Yapman gereken: Okuma metninde “Devletçilik döneminin başlıca özelliği” diye başlayan paragrafı, ana bilgilerini koruyarak kısa maddeler hâlinde yeniden yaz.

Okuma metni:
***
Serbest Fırka kurucuları arasında bulunan Ağaoğlu, fırka başkanı Fethi Okyar ile birlikte muhalefet söylemlerini özellikle devlet adına yapılan yolsuzluklara, devletçiliğin Türkiye’de devlet eliyle fert zengin etme politikasına dönüştüğüne vurgu yaparak sürdürmüşlerdir (Trak, 1983: 1088).

Birinci Sanayi Planı (1933-1937) 3.1.2.3

1930-1933 yılları, ekonomik meselelere devletçe yön verilmesine ve çeşitli konuların birer incelemeye tabi tutularak programlanmasına neden olmuştur. İncelemeler yapıldıkça hükümet Atatürk’e bilgi vermekte ve özellikle endüstri kuruluşlarının yeri üzerinde Genel Kurmay Başkanı Mareşal Fevzi Çakmak ile uzun müzakereler yapılmaktaydı (İnan, 1972: 13).

Kuruç’a göre, 1930’larda benimsenen düşünce sanayinin planla kurulacağıdır. Çünkü sanayini özünde ne istediğini bilmek, tasarlamak ve kurmak vardır. Bu nedenle amaca ulaşmanın tek yolu plandır. Plan bir merkezden yapılmalı ve yürütülmelidir. Ayrıca plan gitgide genişleyecek bir harekettir ve devlet tarafından yürütülmelidir (Kuruç, 2001: 114).

Devletçilik döneminin başlıca özelliği, devlet işletmeciliği konusunda liberal dönemde yaşanan çekingenlikten vazgeçilen bir dönem olmasıdır. Devlet bu dönemde tek başına işletmeler kurmuş ve işletmiştir. İlk Beş Yıllık Kalkınma Planı (1933-1937) yürürlüğe konmuş ve uygulanmıştır. Bu plan günümüzde algılanan planlar gibi değildir. Yalnızca devletin, dar anlamda sınai yatırımlarını içermektedir. Özel teşebbüs yatırımları gibi, merkezi devlet dışında kalan kamu otoritelerinin sınai yatırımları plan dışında bırakılmıştır (Avcıoğlu, 2001: 451).

Birinci Beşyıllık Sanayi Planının esasları Şu şekildedir (İnan, 1972: 16):

1. Esas hammaddeleri memlekette yetişen veya şimdilik yetiştirmekle beraber kısa bir zaman içinde temini mümkün görülen sanayi kolları ele alınmıştır.

2. Bunlar büyük sermaye ve teknik kuvvete ihtiyaç gösteren sanayiden olduklarından, kuruluşları Devlete veya Milli müesseselere bırakılmıştır. Bu sanayimiz tarım alanında da dengeli bir faaliyet zemini yaratacaktır.

3. Kurulmasına karar verilen sanayimiz, üretim kapasitesi, memleket ihtiyaç ve tüketimiyle orantılıdır.
***
Verilen öğeler:
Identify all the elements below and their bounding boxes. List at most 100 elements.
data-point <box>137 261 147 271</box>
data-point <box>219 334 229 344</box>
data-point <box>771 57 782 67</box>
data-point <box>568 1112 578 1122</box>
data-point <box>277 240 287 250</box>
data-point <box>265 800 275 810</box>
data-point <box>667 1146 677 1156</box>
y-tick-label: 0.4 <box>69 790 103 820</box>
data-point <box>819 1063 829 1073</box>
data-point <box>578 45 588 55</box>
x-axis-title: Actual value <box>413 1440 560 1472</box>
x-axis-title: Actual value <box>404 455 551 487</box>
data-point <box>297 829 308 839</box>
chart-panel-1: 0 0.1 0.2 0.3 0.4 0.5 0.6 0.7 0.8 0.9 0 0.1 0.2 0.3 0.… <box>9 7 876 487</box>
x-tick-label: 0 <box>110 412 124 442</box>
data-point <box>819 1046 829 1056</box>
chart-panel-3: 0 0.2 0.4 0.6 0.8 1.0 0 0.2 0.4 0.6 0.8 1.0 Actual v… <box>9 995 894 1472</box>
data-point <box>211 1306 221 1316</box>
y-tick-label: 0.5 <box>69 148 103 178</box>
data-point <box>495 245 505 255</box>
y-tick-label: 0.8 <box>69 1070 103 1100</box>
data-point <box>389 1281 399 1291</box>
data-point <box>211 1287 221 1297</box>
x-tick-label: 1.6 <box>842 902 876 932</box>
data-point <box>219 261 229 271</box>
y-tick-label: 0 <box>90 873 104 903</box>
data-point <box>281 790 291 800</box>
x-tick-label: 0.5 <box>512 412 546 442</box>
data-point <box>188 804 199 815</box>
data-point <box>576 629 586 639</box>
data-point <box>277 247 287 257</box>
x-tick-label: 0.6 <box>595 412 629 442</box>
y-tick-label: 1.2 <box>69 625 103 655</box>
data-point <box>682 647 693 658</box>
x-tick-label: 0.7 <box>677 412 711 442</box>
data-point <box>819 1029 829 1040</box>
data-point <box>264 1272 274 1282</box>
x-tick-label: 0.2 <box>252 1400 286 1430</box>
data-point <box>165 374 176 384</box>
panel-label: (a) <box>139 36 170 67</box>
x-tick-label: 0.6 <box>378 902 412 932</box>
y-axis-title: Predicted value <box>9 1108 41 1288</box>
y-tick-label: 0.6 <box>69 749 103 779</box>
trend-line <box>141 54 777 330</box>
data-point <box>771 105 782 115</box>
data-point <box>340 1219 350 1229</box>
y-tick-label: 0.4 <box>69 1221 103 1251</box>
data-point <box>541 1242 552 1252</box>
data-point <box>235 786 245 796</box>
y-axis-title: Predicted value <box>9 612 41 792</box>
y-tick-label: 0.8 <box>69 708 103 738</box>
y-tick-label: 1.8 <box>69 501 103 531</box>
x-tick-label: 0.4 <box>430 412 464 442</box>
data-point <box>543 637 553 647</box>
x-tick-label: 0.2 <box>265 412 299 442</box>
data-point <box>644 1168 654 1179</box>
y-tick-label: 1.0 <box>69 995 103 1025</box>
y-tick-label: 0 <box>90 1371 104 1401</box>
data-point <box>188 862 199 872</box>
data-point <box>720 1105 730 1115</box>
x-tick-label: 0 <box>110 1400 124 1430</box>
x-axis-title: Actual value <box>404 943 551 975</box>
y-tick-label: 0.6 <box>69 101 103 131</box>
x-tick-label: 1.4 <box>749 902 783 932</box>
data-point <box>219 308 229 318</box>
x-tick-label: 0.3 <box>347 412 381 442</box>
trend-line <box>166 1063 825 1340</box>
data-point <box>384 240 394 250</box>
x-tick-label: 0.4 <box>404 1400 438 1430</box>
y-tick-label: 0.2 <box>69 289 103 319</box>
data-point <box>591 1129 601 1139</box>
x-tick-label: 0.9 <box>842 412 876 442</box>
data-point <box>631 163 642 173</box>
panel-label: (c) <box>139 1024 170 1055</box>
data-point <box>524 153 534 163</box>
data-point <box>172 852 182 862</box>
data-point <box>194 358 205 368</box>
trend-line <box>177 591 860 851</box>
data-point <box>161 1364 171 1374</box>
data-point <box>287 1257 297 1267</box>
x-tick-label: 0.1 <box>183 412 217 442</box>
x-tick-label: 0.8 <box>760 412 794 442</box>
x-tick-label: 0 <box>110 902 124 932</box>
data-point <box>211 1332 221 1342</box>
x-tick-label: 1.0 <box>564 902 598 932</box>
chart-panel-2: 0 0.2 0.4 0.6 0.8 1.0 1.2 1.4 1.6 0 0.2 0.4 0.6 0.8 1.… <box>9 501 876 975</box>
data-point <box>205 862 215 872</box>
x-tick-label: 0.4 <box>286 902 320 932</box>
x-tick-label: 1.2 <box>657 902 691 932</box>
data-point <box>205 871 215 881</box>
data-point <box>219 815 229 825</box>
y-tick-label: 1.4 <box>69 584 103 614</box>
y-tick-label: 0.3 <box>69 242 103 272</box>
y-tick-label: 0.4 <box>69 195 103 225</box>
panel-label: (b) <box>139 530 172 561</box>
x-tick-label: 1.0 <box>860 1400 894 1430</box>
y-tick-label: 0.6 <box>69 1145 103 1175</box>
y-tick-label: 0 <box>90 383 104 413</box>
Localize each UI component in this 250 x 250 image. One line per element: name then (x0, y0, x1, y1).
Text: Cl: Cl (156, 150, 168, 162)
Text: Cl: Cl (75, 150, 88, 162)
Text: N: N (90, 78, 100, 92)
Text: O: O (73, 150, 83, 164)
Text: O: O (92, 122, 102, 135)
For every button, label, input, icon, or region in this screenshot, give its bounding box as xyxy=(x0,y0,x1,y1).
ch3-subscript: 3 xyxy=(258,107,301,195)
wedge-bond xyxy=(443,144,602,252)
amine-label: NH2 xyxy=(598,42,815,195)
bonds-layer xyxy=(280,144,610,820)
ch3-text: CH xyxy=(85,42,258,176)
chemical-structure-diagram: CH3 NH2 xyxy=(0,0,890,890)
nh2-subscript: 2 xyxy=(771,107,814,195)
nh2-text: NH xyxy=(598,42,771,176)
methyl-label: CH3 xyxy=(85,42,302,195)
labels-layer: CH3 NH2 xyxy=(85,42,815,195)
***
Son cevap:
- Devletçilik döneminde, liberal dönemde devlet işletmeciliğine karşı duyulan çekingenlik bırakıldı.
- Devlet, işletmeleri tek başına kurdu ve işletti.
- İlk Beş Yıllık Kalkınma Planı (1933-1937) yürürlüğe konup uygulandı.
- Bu plan bugünkü planlara benzemiyordu. Yalnızca devletin dar anlamdaki sınai yatırımlarını kapsıyordu.
- Özel teşebbüs yatırımları ile merkezi devlet dışındaki kamu otoritelerinin sınai yatırımları plana alınmadı (Avcıoğlu, 2001: 451).